[Figure collection entries]
┄┄┄┄┄┄┄┄┄┄

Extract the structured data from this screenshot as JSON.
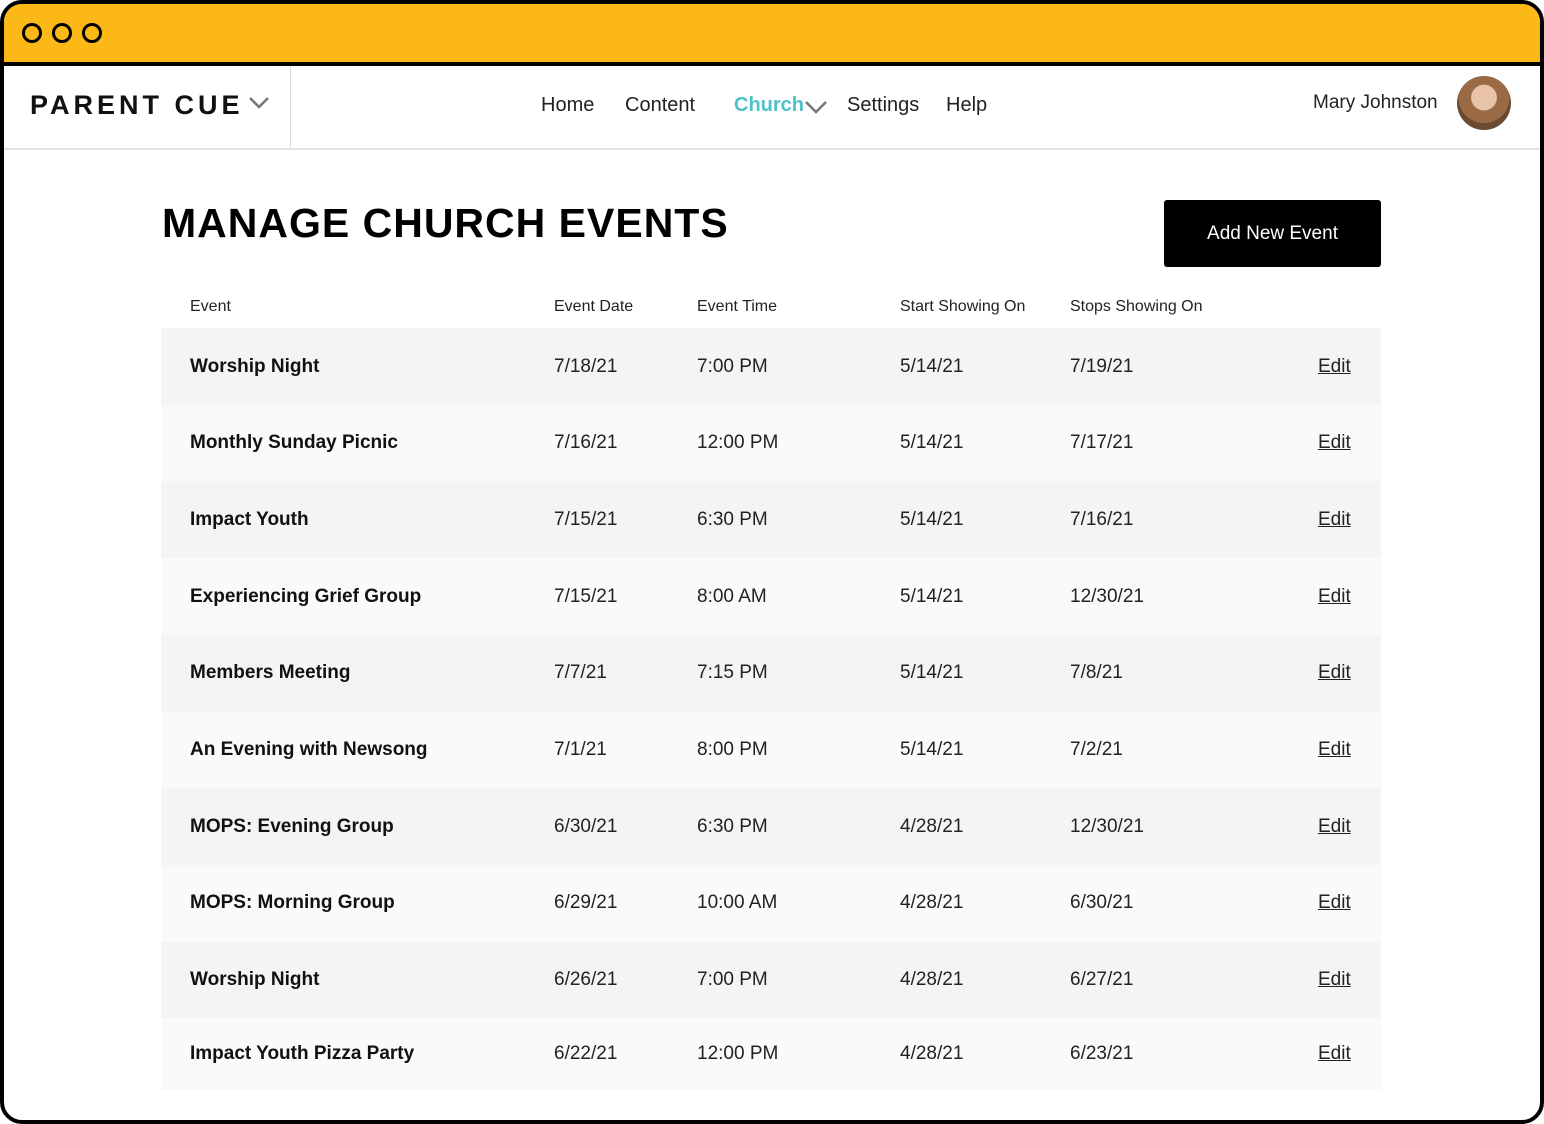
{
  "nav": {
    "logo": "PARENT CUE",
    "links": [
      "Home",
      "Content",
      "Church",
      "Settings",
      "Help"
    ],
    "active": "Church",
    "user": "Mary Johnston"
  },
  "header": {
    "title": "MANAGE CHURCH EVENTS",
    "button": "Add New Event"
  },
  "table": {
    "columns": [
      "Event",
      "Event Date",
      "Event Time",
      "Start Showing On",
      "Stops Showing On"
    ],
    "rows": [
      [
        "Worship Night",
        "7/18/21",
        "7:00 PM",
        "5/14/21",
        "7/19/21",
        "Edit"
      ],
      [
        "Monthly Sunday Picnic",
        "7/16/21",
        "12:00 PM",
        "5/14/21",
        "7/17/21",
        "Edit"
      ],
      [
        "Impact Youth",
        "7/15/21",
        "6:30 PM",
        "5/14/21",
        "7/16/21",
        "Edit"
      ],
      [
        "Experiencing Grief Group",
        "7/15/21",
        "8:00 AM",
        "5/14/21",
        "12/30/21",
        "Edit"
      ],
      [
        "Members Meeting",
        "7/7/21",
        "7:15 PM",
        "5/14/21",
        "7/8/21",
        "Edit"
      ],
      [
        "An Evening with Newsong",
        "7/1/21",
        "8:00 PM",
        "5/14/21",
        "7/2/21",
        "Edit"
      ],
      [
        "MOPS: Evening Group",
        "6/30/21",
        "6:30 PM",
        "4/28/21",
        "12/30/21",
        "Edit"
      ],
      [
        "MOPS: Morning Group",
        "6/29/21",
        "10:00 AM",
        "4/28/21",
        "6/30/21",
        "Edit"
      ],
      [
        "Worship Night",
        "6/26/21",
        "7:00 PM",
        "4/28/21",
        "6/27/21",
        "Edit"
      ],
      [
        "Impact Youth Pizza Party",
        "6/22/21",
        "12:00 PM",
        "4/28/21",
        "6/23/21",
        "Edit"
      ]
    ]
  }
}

┄┄┄┄┄┄┄┄┄┄

## Exercise requirements
Pictures excluded, quote all the data above exactly.

## Solution to this task
Extract the structured data from this screenshot as JSON.
{
  "nav": {
    "logo": "PARENT CUE",
    "links": [
      "Home",
      "Content",
      "Church",
      "Settings",
      "Help"
    ],
    "active": "Church",
    "user": "Mary Johnston"
  },
  "header": {
    "title": "MANAGE CHURCH EVENTS",
    "button": "Add New Event"
  },
  "table": {
    "columns": [
      "Event",
      "Event Date",
      "Event Time",
      "Start Showing On",
      "Stops Showing On"
    ],
    "rows": [
      [
        "Worship Night",
        "7/18/21",
        "7:00 PM",
        "5/14/21",
        "7/19/21",
        "Edit"
      ],
      [
        "Monthly Sunday Picnic",
        "7/16/21",
        "12:00 PM",
        "5/14/21",
        "7/17/21",
        "Edit"
      ],
      [
        "Impact Youth",
        "7/15/21",
        "6:30 PM",
        "5/14/21",
        "7/16/21",
        "Edit"
      ],
      [
        "Experiencing Grief Group",
        "7/15/21",
        "8:00 AM",
        "5/14/21",
        "12/30/21",
        "Edit"
      ],
      [
        "Members Meeting",
        "7/7/21",
        "7:15 PM",
        "5/14/21",
        "7/8/21",
        "Edit"
      ],
      [
        "An Evening with Newsong",
        "7/1/21",
        "8:00 PM",
        "5/14/21",
        "7/2/21",
        "Edit"
      ],
      [
        "MOPS: Evening Group",
        "6/30/21",
        "6:30 PM",
        "4/28/21",
        "12/30/21",
        "Edit"
      ],
      [
        "MOPS: Morning Group",
        "6/29/21",
        "10:00 AM",
        "4/28/21",
        "6/30/21",
        "Edit"
      ],
      [
        "Worship Night",
        "6/26/21",
        "7:00 PM",
        "4/28/21",
        "6/27/21",
        "Edit"
      ],
      [
        "Impact Youth Pizza Party",
        "6/22/21",
        "12:00 PM",
        "4/28/21",
        "6/23/21",
        "Edit"
      ]
    ]
  }
}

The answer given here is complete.